### Exercise goal
Repeat each entry exactly and drop the pictures.

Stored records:

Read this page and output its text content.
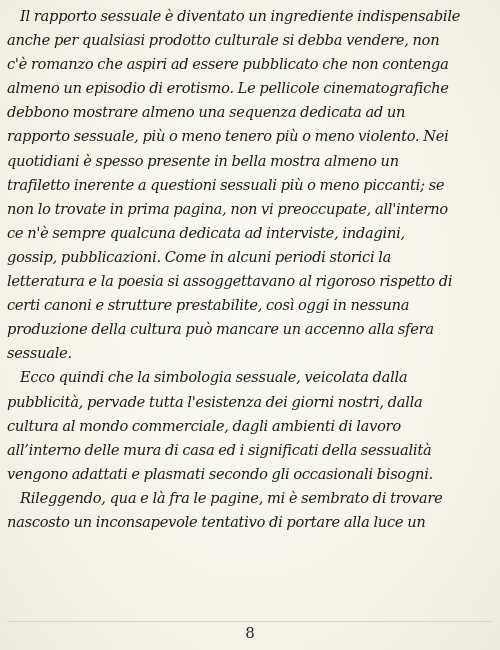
Il rapporto sessuale è diventato un ingrediente indispensabile
anche per qualsiasi prodotto culturale si debba vendere, non
c'è romanzo che aspiri ad essere pubblicato che non contenga
almeno un episodio di erotismo. Le pellicole cinematografiche
debbono mostrare almeno una sequenza dedicata ad un
rapporto sessuale, più o meno tenero più o meno violento. Nei
quotidiani è spesso presente in bella mostra almeno un
trafiletto inerente a questioni sessuali più o meno piccanti; se
non lo trovate in prima pagina, non vi preoccupate, all'interno
ce n'è sempre qualcuna dedicata ad interviste, indagini,
gossip, pubblicazioni. Come in alcuni periodi storici la
letteratura e la poesia si assoggettavano al rigoroso rispetto di
certi canoni e strutture prestabilite, così oggi in nessuna
produzione della cultura può mancare un accenno alla sfera
sessuale.
Ecco quindi che la simbologia sessuale, veicolata dalla
pubblicità, pervade tutta l'esistenza dei giorni nostri, dalla
cultura al mondo commerciale, dagli ambienti di lavoro
all’interno delle mura di casa ed i significati della sessualità
vengono adattati e plasmati secondo gli occasionali bisogni.
Rileggendo, qua e là fra le pagine, mi è sembrato di trovare
nascosto un inconsapevole tentativo di portare alla luce un
8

### Response to this exercise
Read this page and output its text content.
Il rapporto sessuale è diventato un ingrediente indispensabile
anche per qualsiasi prodotto culturale si debba vendere, non
c'è romanzo che aspiri ad essere pubblicato che non contenga
almeno un episodio di erotismo. Le pellicole cinematografiche
debbono mostrare almeno una sequenza dedicata ad un
rapporto sessuale, più o meno tenero più o meno violento. Nei
quotidiani è spesso presente in bella mostra almeno un
trafiletto inerente a questioni sessuali più o meno piccanti; se
non lo trovate in prima pagina, non vi preoccupate, all'interno
ce n'è sempre qualcuna dedicata ad interviste, indagini,
gossip, pubblicazioni. Come in alcuni periodi storici la
letteratura e la poesia si assoggettavano al rigoroso rispetto di
certi canoni e strutture prestabilite, così oggi in nessuna
produzione della cultura può mancare un accenno alla sfera
sessuale.
Ecco quindi che la simbologia sessuale, veicolata dalla
pubblicità, pervade tutta l'esistenza dei giorni nostri, dalla
cultura al mondo commerciale, dagli ambienti di lavoro
all’interno delle mura di casa ed i significati della sessualità
vengono adattati e plasmati secondo gli occasionali bisogni.
Rileggendo, qua e là fra le pagine, mi è sembrato di trovare
nascosto un inconsapevole tentativo di portare alla luce un
8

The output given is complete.